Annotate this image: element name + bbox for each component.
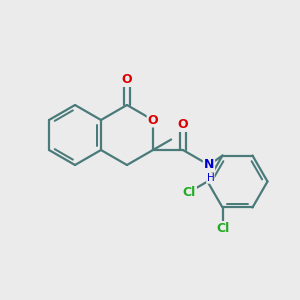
Text: N: N (204, 158, 214, 172)
Text: Cl: Cl (183, 185, 196, 199)
Text: H: H (206, 173, 214, 183)
Text: O: O (148, 113, 158, 127)
Text: Cl: Cl (216, 222, 229, 235)
Text: O: O (178, 118, 188, 131)
Text: O: O (122, 73, 132, 86)
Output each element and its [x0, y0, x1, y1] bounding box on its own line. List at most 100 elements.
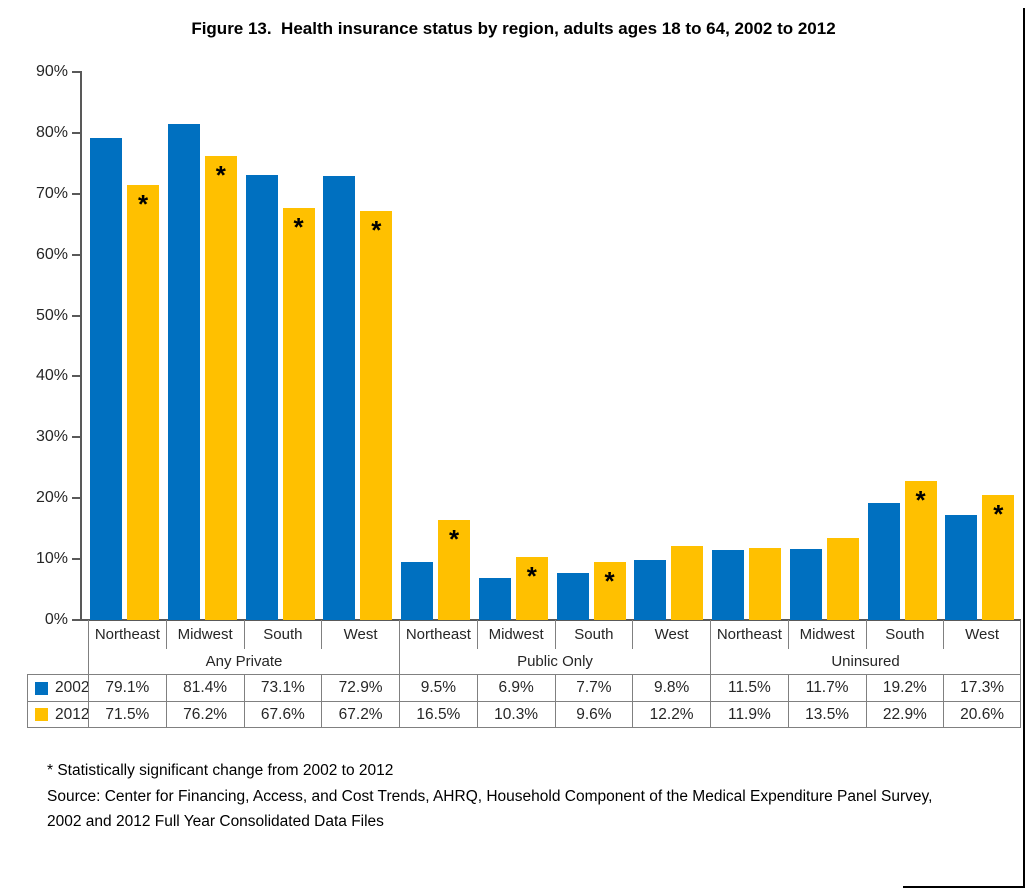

——————————

## Problem requirements
Rewrite the lines above as a Markdown table with two columns, Row and Line, numbering each row and omitting blank lines and the pictures.

## Answer to the problem
| Row | Line |
|---|---|
| 1 | Annotate this image: element name + bbox for each component. |
| 2 | Text: N: N (204, 158, 214, 172) |
| 3 | Text: Cl: Cl (183, 185, 196, 199) |
| 4 | Text: H: H (206, 173, 214, 183) |
| 5 | Text: O: O (148, 113, 158, 127) |
| 6 | Text: Cl: Cl (216, 222, 229, 235) |
| 7 | Text: O: O (178, 118, 188, 131) |
| 8 | Text: O: O (122, 73, 132, 86) |
| 9 | Output each element and its [x0, y0, x1, y1] bounding box on its own line. List at most 100 elements. |